- WRITTEN INSTRUCTION 1
Rewrite the rows from the line with "isobar-label-text: 1012 <box>269" to the line with "isobar-label-text: 1028 <box>725" as a numbered list, skipping any blank lines.

- EXTRACT PROVIDED
= = = = = = =

However, Prime Minister Theresa May has accused Ms Sturgeon of “playing politics with the future of our country”.
On Tuesday, The Courier contacted a cross section of residents, community leaders, businesses and educational establishments across Tayside and Fife to find out what they think.
In January 2014, St Andrews University was the venue when Ms Sturgeon, who was then the Deputy First Minister, fired the Scottish Government’s first major salvo of the 2014 independence with a keynote speech.
Scotland’s oldest university was also central to the Brexit debate in November when, during her installation address, new Principal and Vice-Chancellor, Professor Sally Mapstone, described the university’s relationship with Europe as “fundamental to our origins” and warned that any weakening of the intellectual, cultural, and political contact and collaboration with the EU would lead to “an impoverishment way beyond the financial”.
St Andrews University would not be drawn on whether it thought indyref2 was good or bad.
However, a university spokesman said:“We are confident that our strong international outlook, commitment to the highest quality of teaching and research and highly supportive alumni network will ensure St Andrews remains a beacon for the strengths of Scottish higher education.
“As one of the country’s leading universities, we are already closely engaged with the Scottish and UK Governments.
“We look forward to seeing the detailed proposals of each concerning Scottish independence and Brexit and will support and contribute to open debate on these important constitutional matters.”
Dundee University said that when the public face a choice of this magnitude there is a “clear need for universities to be places where the issues can be debated from an informed perspective.”
A spokesman said: “We will continue to impress upon politicians of all persuasions that the Scottish higher education sector has enormous strengths and brings tremendous value to the country.

= = = = = = =

- DATA PROVIDED
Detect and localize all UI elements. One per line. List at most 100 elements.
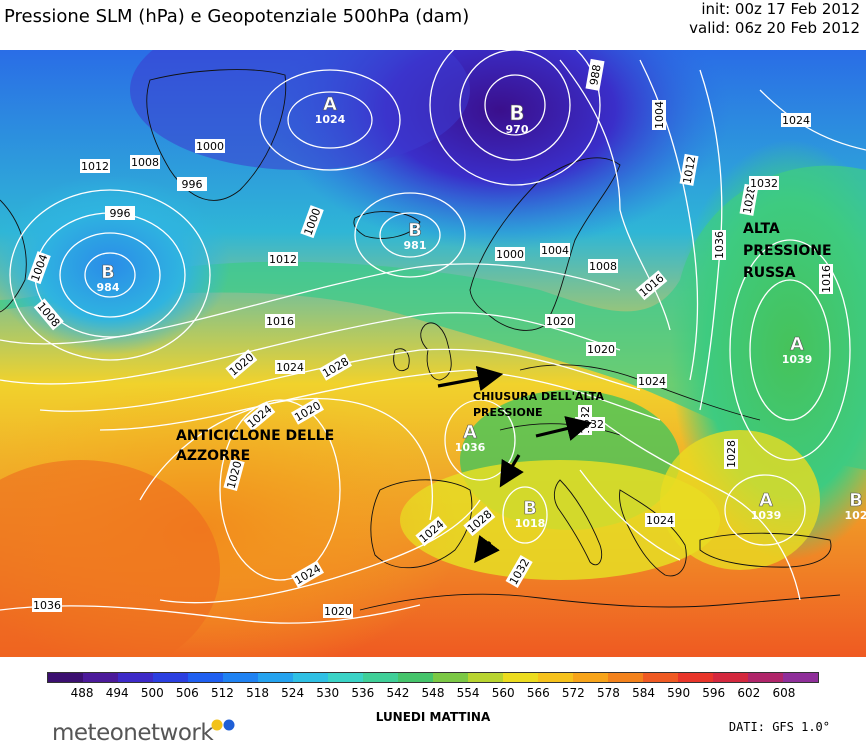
isobar-label-text: 1012 <box>269 253 297 266</box>
annotation-russia-line1: ALTA <box>743 221 780 237</box>
isobar-label: 1004 <box>540 243 570 257</box>
isobar-label-text: 1008 <box>131 156 159 169</box>
pressure-center-value: 970 <box>506 123 529 136</box>
isobar-label: 1024 <box>637 374 667 388</box>
scale-tick-label: 536 <box>351 686 375 700</box>
isobar-label-text: 1004 <box>541 244 569 257</box>
isobar-label-text: 1020 <box>587 343 615 356</box>
annotation-russia: ALTA PRESSIONE RUSSA <box>743 221 836 281</box>
isobar-label-text: 1008 <box>589 260 617 273</box>
isobar-label-text: 1024 <box>782 114 810 127</box>
pressure-center-value: 1039 <box>751 509 782 522</box>
weather-map-svg: 1012 1008 1000 996 996 1000 1004 1008 1012 1016 10… <box>0 0 866 680</box>
isobar-label: 1028 <box>724 439 738 469</box>
scale-tick-label: 584 <box>632 686 655 700</box>
pressure-center-letter: A <box>790 334 804 355</box>
scale-tick-label: 602 <box>737 686 761 700</box>
isobar-label-text: 996 <box>110 207 131 220</box>
isobar-label: 1036 <box>32 598 62 612</box>
annotation-russia-line2: PRESSIONE <box>743 243 832 259</box>
isobar-label: 1020 <box>586 342 616 356</box>
scale-cell <box>83 673 118 682</box>
isobar-label: 1020 <box>323 604 353 618</box>
isobar-label: 1024 <box>275 360 305 374</box>
scale-tick-label: 512 <box>211 686 234 700</box>
annotation-azores-line1: ANTICICLONE DELLE <box>176 428 334 444</box>
isobar-label-text: 1024 <box>646 514 674 527</box>
isobar-label-text: 1016 <box>820 265 833 293</box>
isobar-label-text: 1036 <box>713 231 726 259</box>
scale-cell <box>503 673 538 682</box>
weather-map: 1012 1008 1000 996 996 1000 1004 1008 1012 1016 10… <box>0 0 866 680</box>
scale-cell <box>363 673 398 682</box>
isobar-label-text: 1020 <box>324 605 352 618</box>
isobar-label-text: 1028 <box>725 440 738 468</box>
pressure-center-letter: A <box>463 422 477 443</box>
data-source: DATI: GFS 1.0° <box>728 720 830 734</box>
scale-tick-label: 530 <box>316 686 340 700</box>
scale-cell <box>118 673 153 682</box>
annotation-closure: CHIUSURA DELL'ALTA PRESSIONE <box>473 390 608 419</box>
scale-cell <box>748 673 783 682</box>
scale-tick-label: 560 <box>491 686 515 700</box>
pressure-center-letter: B <box>408 220 422 241</box>
scale-cell <box>293 673 328 682</box>
pressure-center-letter: A <box>759 490 773 511</box>
color-scale <box>47 672 819 683</box>
isobar-label-text: 1036 <box>33 599 61 612</box>
scale-tick-label: 494 <box>105 686 129 700</box>
scale-cell <box>188 673 223 682</box>
isobar-label: 996 <box>177 177 207 191</box>
arrow-east <box>437 365 504 392</box>
isobar-label: 1012 <box>268 252 298 266</box>
scale-tick-label: 578 <box>597 686 620 700</box>
scale-cell <box>678 673 713 682</box>
isobar-label-text: 1000 <box>496 248 524 261</box>
pressure-center-value: 102 <box>845 509 866 522</box>
isobar-label-text: 1000 <box>196 140 224 153</box>
scale-cell <box>153 673 188 682</box>
isobar-label-text: 1032 <box>750 177 778 190</box>
scale-cell <box>468 673 503 682</box>
pressure-center-value: 1036 <box>455 441 486 454</box>
isobar-label: 1000 <box>495 247 525 261</box>
isobar-label-text: 1004 <box>653 101 666 129</box>
pressure-center-letter: B <box>101 262 115 283</box>
scale-tick-label: 596 <box>702 686 726 700</box>
isobar-label: 988 <box>585 58 605 91</box>
isobar-label: 1012 <box>679 153 699 186</box>
isobar-label-text: 996 <box>182 178 203 191</box>
pressure-center-value: 1039 <box>782 353 813 366</box>
scale-tick-label: 566 <box>526 686 550 700</box>
isobar-label: 1008 <box>588 259 618 273</box>
pressure-center-letter: B <box>509 101 524 125</box>
isobar-label: 1008 <box>130 155 160 169</box>
pressure-center-letter: A <box>323 94 337 115</box>
arrow-southwest-2 <box>474 534 500 564</box>
scale-tick-label: 524 <box>281 686 305 700</box>
scale-cell <box>783 673 818 682</box>
scale-cell <box>48 673 83 682</box>
isobar-label: 1016 <box>265 314 295 328</box>
isobar-label: 1000 <box>195 139 225 153</box>
scale-cell <box>643 673 678 682</box>
isobar-label: 996 <box>105 206 135 220</box>
scale-cell <box>398 673 433 682</box>
valid-time: valid: 06z 20 Feb 2012 <box>689 19 860 37</box>
isobar-label: 1024 <box>645 513 675 527</box>
scale-tick-label: 542 <box>386 686 410 700</box>
chart-title: Pressione SLM (hPa) e Geopotenziale 500h… <box>4 6 470 27</box>
isobar-label-text: 1028 <box>741 185 759 215</box>
init-time: init: 00z 17 Feb 2012 <box>701 0 860 18</box>
pressure-center-value: 984 <box>97 281 120 294</box>
isobar-label-text: 1024 <box>638 375 666 388</box>
isobar-label: 1032 <box>749 176 779 190</box>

= = = = = = =

- WRITTEN INSTRUCTION 2
In the extract on universities and independence, how did Professor Sally Mapstone describe St Andrews University's relationship with Europe?

- COMPLETE ANSWER 1
1. isobar-label-text: 1012 <box>269 253 297 266</box>
2. annotation-russia-line1: ALTA <box>743 221 780 237</box>
3. isobar-label: 1004 <box>540 243 570 257</box>
4. isobar-label-text: 1008 <box>131 156 159 169</box>
5. pressure-center-value: 970 <box>506 123 529 136</box>
6. isobar-label: 1024 <box>637 374 667 388</box>
7. scale-tick-label: 536 <box>351 686 375 700</box>
8. isobar-label-text: 1004 <box>541 244 569 257</box>
9. isobar-label-text: 1020 <box>587 343 615 356</box>
10. annotation-russia: ALTA PRESSIONE RUSSA <box>743 221 836 281</box>
11. isobar-label-text: 1008 <box>589 260 617 273</box>
12. isobar-label-text: 1024 <box>782 114 810 127</box>
13. pressure-center-value: 1039 <box>751 509 782 522</box>
14. weather-map-svg: 1012 1008 1000 996 996 1000 1004 1008 1012 1016 10… <box>0 0 866 680</box>
15. isobar-label: 1028 <box>724 439 738 469</box>
16. scale-tick-label: 584 <box>632 686 655 700</box>
17. pressure-center-letter: A <box>790 334 804 355</box>
18. scale-tick-label: 602 <box>737 686 761 700</box>
19. isobar-label-text: 996 <box>110 207 131 220</box>
20. isobar-label: 1036 <box>32 598 62 612</box>
21. annotation-russia-line2: PRESSIONE <box>743 243 832 259</box>
22. isobar-label: 1020 <box>586 342 616 356</box>
23. scale-cell <box>83 673 118 682</box>
24. isobar-label: 1020 <box>323 604 353 618</box>
25. isobar-label: 1024 <box>275 360 305 374</box>
26. scale-tick-label: 512 <box>211 686 234 700</box>
27. annotation-azores-line1: ANTICICLONE DELLE <box>176 428 334 444</box>
28. isobar-label-text: 1024 <box>646 514 674 527</box>
29. isobar-label-text: 1016 <box>820 265 833 293</box>
30. isobar-label-text: 1036 <box>713 231 726 259</box>
31. scale-cell <box>503 673 538 682</box>
32. weather-map: 1012 1008 1000 996 996 1000 1004 1008 1012 1016 10… <box>0 0 866 680</box>
33. scale-cell <box>363 673 398 682</box>
34. isobar-label-text: 1020 <box>324 605 352 618</box>
35. isobar-label-text: 1028 <box>725 440 738 468</box>

- COMPLETE ANSWER 2
She described it as "fundamental to our origins."